** Begin Records for this exercise **

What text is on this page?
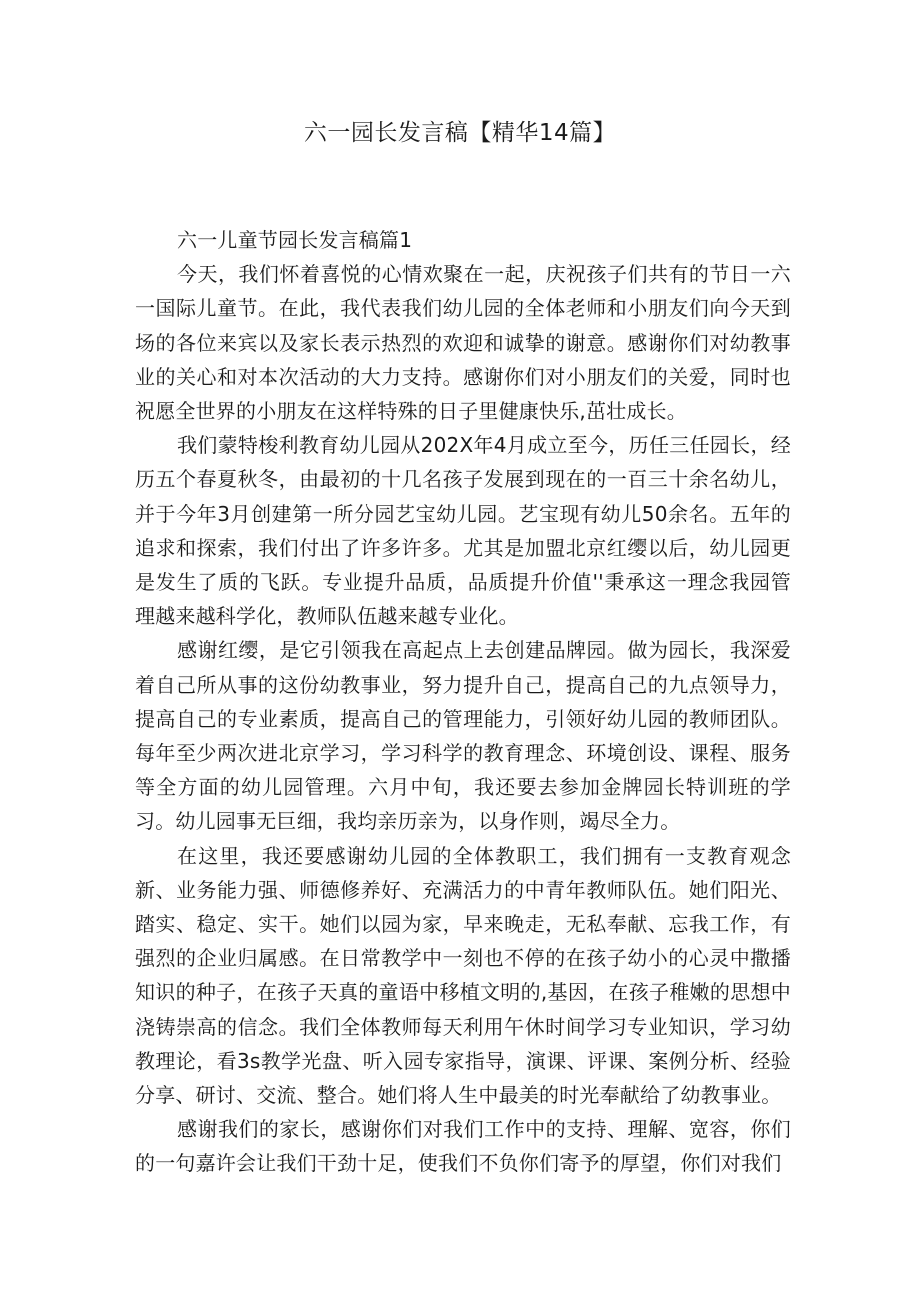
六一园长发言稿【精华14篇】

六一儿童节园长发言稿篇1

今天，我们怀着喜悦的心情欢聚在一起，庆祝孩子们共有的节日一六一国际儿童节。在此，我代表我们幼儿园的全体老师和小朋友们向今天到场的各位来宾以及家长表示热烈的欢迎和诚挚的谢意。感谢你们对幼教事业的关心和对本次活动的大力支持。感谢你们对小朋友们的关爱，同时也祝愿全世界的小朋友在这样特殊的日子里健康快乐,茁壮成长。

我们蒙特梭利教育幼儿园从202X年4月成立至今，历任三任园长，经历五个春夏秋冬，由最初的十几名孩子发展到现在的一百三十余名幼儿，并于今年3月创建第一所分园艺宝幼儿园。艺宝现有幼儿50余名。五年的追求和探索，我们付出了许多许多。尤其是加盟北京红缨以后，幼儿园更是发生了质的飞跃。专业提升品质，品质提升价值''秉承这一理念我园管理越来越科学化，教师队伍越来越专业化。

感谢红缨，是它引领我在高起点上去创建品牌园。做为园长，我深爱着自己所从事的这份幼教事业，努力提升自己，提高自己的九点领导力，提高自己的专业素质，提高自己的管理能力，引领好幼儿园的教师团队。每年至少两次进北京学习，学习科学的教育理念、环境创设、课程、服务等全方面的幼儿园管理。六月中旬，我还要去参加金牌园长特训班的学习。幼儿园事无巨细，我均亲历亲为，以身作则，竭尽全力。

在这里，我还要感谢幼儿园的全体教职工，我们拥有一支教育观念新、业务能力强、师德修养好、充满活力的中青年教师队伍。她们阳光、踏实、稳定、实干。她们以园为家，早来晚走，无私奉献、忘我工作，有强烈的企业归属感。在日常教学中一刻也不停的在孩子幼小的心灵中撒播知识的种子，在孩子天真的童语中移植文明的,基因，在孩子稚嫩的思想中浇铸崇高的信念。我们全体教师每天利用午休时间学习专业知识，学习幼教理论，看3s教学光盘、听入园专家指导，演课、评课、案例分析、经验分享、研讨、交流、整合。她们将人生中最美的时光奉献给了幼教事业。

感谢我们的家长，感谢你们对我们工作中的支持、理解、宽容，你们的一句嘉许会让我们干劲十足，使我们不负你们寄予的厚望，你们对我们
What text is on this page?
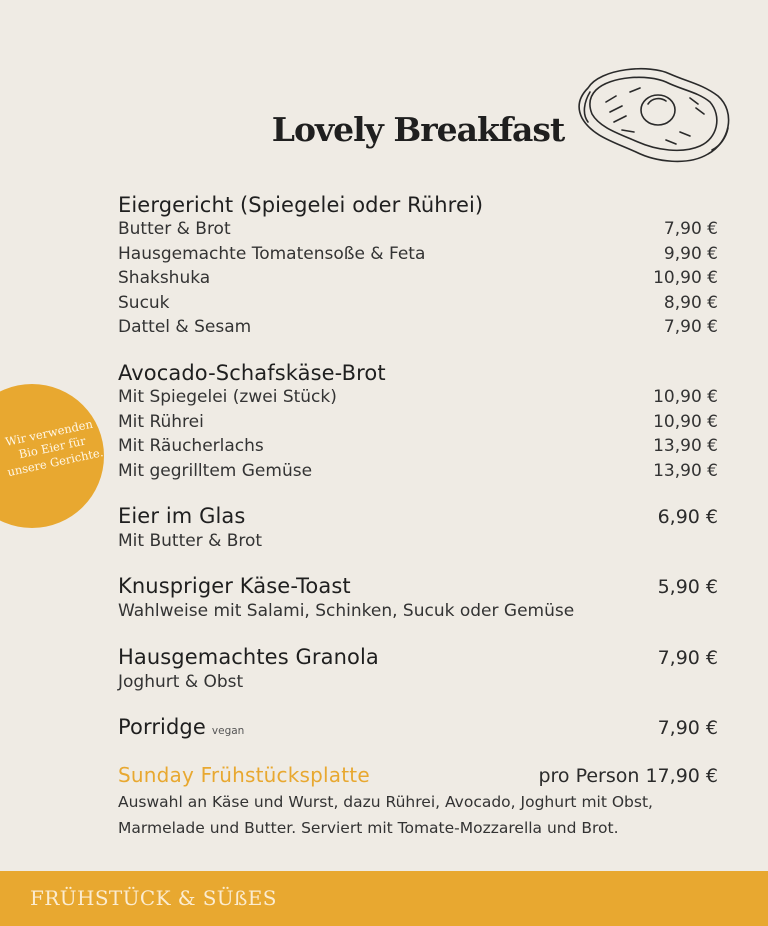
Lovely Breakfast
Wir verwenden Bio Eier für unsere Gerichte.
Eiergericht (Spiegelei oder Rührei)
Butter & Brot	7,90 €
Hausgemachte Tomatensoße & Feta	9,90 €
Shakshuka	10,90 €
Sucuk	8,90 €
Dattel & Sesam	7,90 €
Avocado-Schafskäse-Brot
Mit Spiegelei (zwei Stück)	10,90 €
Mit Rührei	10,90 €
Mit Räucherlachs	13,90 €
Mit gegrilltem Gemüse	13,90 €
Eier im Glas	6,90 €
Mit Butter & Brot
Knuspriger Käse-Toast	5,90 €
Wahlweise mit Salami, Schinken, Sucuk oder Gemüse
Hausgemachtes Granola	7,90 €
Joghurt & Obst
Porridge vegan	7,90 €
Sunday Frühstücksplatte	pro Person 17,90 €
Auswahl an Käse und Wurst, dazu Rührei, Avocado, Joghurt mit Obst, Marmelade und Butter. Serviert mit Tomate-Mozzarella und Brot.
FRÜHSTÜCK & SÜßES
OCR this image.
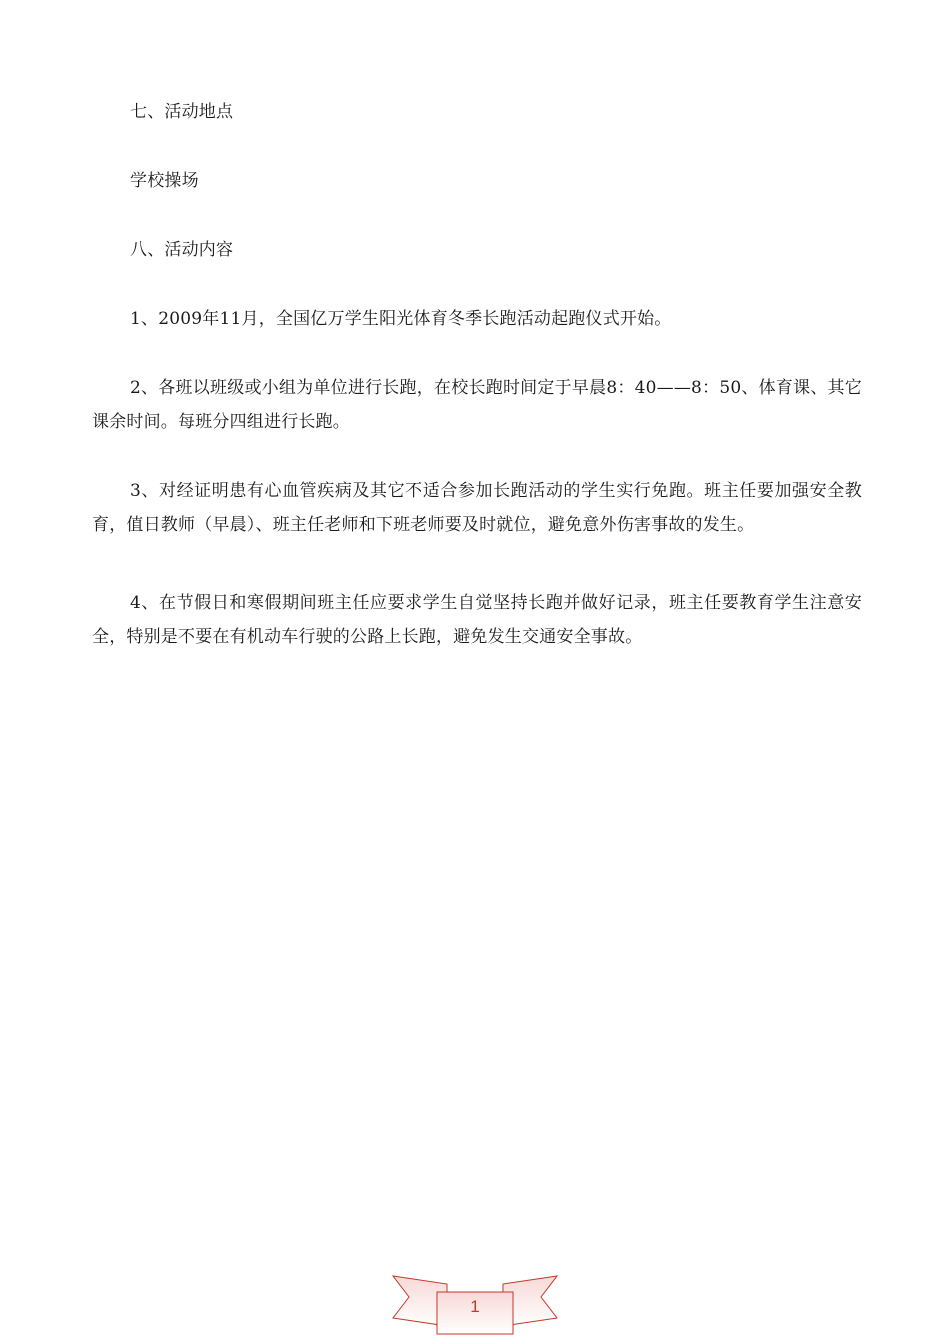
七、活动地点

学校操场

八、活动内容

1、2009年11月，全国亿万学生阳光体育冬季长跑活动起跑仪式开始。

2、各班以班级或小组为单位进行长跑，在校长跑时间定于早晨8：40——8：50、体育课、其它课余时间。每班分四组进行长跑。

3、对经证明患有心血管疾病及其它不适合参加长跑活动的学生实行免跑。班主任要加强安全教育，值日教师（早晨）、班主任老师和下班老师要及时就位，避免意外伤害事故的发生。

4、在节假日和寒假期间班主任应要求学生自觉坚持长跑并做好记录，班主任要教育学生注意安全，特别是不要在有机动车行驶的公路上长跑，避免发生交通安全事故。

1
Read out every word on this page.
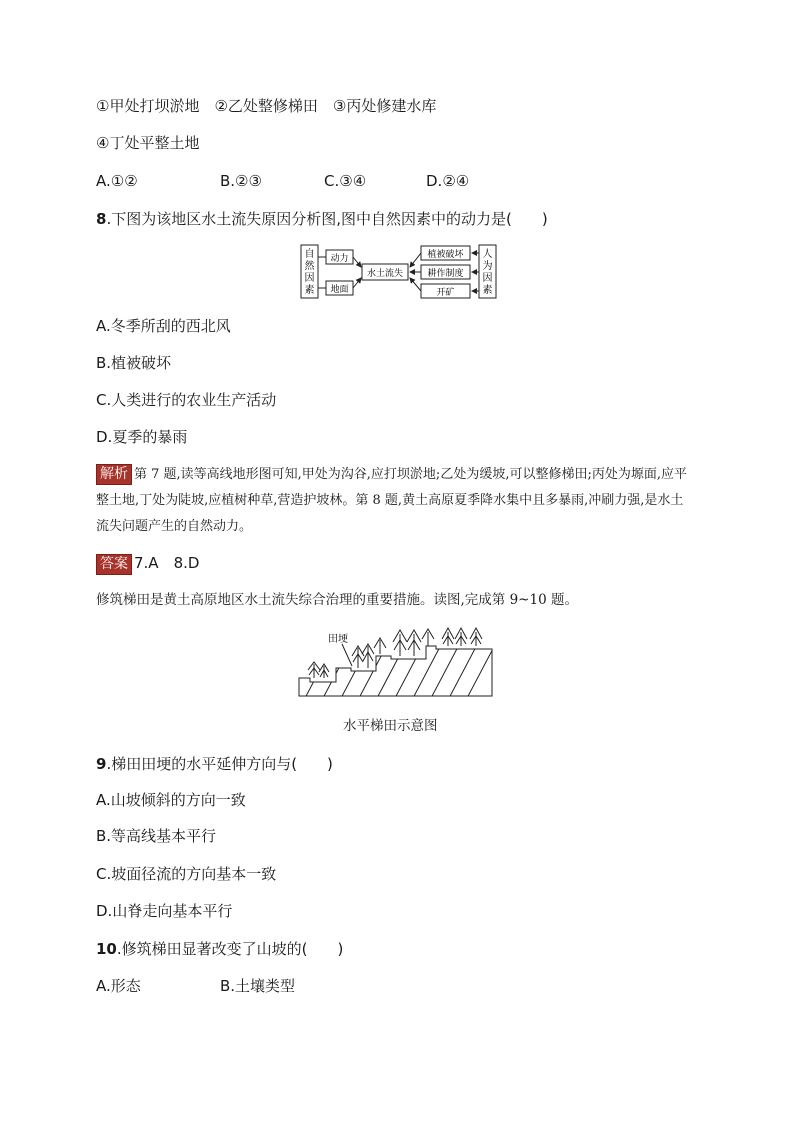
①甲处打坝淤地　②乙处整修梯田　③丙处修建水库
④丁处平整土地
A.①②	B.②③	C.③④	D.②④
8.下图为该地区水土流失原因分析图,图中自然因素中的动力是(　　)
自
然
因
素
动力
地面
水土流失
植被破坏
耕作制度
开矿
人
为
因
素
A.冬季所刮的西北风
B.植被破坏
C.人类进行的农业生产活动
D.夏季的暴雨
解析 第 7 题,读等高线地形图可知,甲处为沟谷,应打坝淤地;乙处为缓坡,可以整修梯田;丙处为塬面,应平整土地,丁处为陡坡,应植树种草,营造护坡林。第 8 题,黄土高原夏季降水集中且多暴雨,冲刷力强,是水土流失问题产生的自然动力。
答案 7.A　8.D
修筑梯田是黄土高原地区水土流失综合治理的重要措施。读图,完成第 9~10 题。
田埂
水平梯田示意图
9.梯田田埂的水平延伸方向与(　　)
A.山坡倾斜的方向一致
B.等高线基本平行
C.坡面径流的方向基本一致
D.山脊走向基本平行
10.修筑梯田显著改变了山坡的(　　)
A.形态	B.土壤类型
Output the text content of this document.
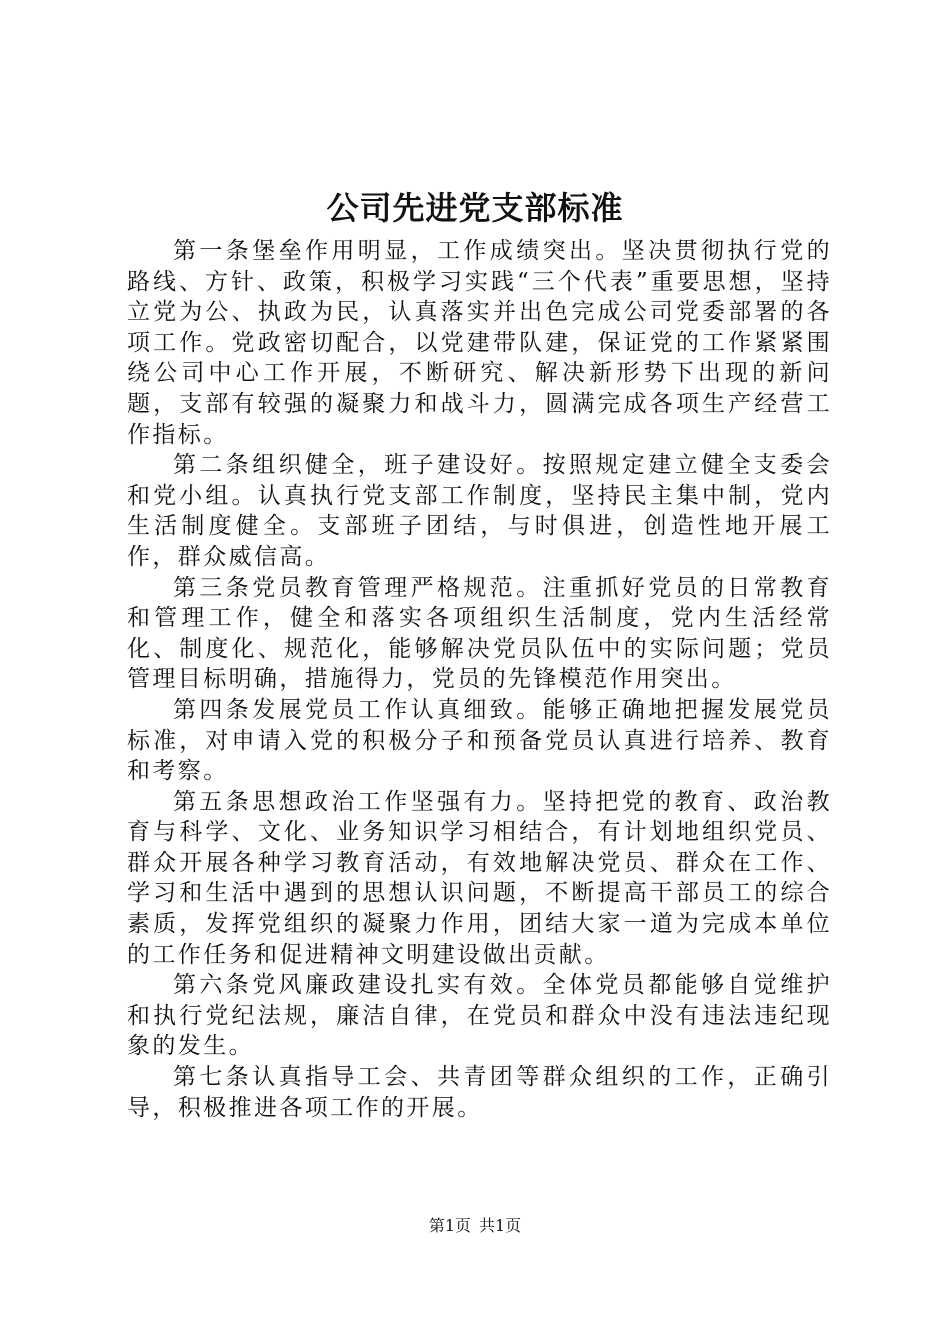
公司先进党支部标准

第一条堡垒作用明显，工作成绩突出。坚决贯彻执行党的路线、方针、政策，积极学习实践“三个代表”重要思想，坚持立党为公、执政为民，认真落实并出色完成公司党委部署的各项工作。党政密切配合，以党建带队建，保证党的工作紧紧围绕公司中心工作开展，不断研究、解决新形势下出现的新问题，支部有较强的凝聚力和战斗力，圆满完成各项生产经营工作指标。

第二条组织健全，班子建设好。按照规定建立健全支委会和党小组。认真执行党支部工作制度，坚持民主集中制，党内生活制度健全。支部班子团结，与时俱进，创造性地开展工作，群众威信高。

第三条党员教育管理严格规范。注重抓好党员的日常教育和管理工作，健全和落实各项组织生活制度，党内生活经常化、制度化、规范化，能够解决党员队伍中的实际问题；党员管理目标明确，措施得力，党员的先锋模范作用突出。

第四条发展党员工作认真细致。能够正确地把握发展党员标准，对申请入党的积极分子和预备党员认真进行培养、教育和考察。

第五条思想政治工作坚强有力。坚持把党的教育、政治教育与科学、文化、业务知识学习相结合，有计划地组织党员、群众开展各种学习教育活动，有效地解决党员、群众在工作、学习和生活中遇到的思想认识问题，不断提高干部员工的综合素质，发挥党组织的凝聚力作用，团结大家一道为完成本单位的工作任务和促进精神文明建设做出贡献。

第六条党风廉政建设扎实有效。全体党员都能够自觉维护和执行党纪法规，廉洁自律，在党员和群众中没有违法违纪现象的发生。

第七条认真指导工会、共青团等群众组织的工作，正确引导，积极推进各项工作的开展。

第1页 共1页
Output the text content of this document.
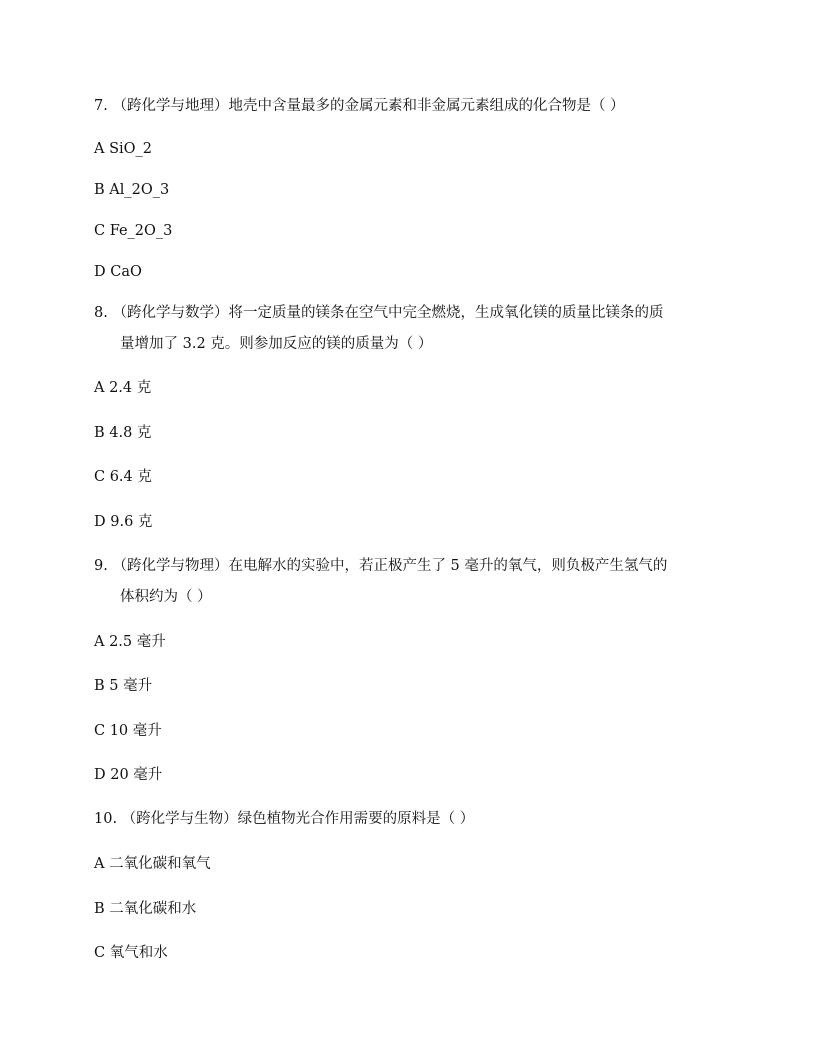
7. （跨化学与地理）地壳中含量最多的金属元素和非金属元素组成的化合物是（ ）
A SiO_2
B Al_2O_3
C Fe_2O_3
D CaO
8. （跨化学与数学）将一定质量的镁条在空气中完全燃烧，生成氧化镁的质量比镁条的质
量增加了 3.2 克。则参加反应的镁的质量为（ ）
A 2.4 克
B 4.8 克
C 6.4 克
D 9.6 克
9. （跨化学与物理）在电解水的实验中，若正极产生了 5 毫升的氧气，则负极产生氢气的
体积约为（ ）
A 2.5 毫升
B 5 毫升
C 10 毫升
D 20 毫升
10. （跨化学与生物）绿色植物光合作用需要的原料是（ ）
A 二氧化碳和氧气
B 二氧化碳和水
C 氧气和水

** End Records for this exercise **

Set task:
From the records, copy every line that has the string "Butter" in it.

Task solution:
Butter & Brot	7,90 €
Mit Butter & Brot
Auswahl an Käse und Wurst, dazu Rührei, Avocado, Joghurt mit Obst, Marmelade und Butter. Serviert mit Tomate-Mozzarella und Brot.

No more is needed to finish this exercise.